Problem statement = Transcribe each record exactly. Include every one.

[Data records]
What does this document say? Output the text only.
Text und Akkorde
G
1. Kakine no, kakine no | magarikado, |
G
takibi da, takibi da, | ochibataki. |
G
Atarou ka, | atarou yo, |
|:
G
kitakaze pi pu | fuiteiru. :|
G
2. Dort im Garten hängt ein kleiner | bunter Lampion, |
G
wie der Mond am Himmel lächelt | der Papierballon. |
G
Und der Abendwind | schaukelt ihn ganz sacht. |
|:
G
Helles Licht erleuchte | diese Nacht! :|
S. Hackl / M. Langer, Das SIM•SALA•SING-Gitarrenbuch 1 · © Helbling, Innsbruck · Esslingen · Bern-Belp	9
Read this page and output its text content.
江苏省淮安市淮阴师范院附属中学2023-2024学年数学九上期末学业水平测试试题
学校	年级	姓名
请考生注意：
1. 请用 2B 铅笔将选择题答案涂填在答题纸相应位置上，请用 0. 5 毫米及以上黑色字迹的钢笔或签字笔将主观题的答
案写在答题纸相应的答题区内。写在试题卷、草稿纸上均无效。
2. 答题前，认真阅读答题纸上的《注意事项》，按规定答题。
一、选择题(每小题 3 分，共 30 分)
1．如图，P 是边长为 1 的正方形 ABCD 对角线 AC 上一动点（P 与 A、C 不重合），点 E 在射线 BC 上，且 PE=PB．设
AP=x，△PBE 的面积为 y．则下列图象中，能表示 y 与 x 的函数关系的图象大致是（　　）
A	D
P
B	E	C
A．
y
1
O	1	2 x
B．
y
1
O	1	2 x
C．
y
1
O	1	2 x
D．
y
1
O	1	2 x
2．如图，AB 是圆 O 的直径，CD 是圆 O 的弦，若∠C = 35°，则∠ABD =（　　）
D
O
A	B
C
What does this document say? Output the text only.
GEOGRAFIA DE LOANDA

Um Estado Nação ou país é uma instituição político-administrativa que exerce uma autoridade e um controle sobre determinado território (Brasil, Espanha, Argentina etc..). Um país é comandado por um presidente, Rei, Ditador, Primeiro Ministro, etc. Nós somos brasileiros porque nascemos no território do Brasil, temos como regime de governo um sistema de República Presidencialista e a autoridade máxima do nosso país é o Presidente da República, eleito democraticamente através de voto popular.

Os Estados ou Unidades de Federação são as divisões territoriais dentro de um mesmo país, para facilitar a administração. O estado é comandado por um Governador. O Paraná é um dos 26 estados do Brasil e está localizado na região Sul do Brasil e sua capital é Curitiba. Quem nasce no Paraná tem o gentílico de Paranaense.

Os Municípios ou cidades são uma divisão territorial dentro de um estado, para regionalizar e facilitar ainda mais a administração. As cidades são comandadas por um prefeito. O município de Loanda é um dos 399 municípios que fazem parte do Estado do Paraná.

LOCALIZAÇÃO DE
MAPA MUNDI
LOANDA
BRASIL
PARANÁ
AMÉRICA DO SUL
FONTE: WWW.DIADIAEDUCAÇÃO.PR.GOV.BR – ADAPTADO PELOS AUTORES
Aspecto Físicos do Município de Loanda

Solved problem =
What does this document say? Output the text only.
Text und Akkorde
G
1. Kakine no, kakine no | magarikado, |
G
takibi da, takibi da, | ochibataki. |
G
Atarou ka, | atarou yo, |
|:
G
kitakaze pi pu | fuiteiru. :|
G
2. Dort im Garten hängt ein kleiner | bunter Lampion, |
G
wie der Mond am Himmel lächelt | der Papierballon. |
G
Und der Abendwind | schaukelt ihn ganz sacht. |
|:
G
Helles Licht erleuchte | diese Nacht! :|
S. Hackl / M. Langer, Das SIM•SALA•SING-Gitarrenbuch 1 · © Helbling, Innsbruck · Esslingen · Bern-Belp	9
Read this page and output its text content.
江苏省淮安市淮阴师范院附属中学2023-2024学年数学九上期末学业水平测试试题
学校	年级	姓名
请考生注意：
1. 请用 2B 铅笔将选择题答案涂填在答题纸相应位置上，请用 0. 5 毫米及以上黑色字迹的钢笔或签字笔将主观题的答
案写在答题纸相应的答题区内。写在试题卷、草稿纸上均无效。
2. 答题前，认真阅读答题纸上的《注意事项》，按规定答题。
一、选择题(每小题 3 分，共 30 分)
1．如图，P 是边长为 1 的正方形 ABCD 对角线 AC 上一动点（P 与 A、C 不重合），点 E 在射线 BC 上，且 PE=PB．设
AP=x，△PBE 的面积为 y．则下列图象中，能表示 y 与 x 的函数关系的图象大致是（　　）
A	D
P
B	E	C
A．
y
1
O	1	2 x
B．
y
1
O	1	2 x
C．
y
1
O	1	2 x
D．
y
1
O	1	2 x
2．如图，AB 是圆 O 的直径，CD 是圆 O 的弦，若∠C = 35°，则∠ABD =（　　）
D
O
A	B
C
What does this document say? Output the text only.
GEOGRAFIA DE LOANDA

Um Estado Nação ou país é uma instituição político-administrativa que exerce uma autoridade e um controle sobre determinado território (Brasil, Espanha, Argentina etc..). Um país é comandado por um presidente, Rei, Ditador, Primeiro Ministro, etc. Nós somos brasileiros porque nascemos no território do Brasil, temos como regime de governo um sistema de República Presidencialista e a autoridade máxima do nosso país é o Presidente da República, eleito democraticamente através de voto popular.

Os Estados ou Unidades de Federação são as divisões territoriais dentro de um mesmo país, para facilitar a administração. O estado é comandado por um Governador. O Paraná é um dos 26 estados do Brasil e está localizado na região Sul do Brasil e sua capital é Curitiba. Quem nasce no Paraná tem o gentílico de Paranaense.

Os Municípios ou cidades são uma divisão territorial dentro de um estado, para regionalizar e facilitar ainda mais a administração. As cidades são comandadas por um prefeito. O município de Loanda é um dos 399 municípios que fazem parte do Estado do Paraná.

LOCALIZAÇÃO DE
MAPA MUNDI
LOANDA
BRASIL
PARANÁ
AMÉRICA DO SUL
FONTE: WWW.DIADIAEDUCAÇÃO.PR.GOV.BR – ADAPTADO PELOS AUTORES
Aspecto Físicos do Município de Loanda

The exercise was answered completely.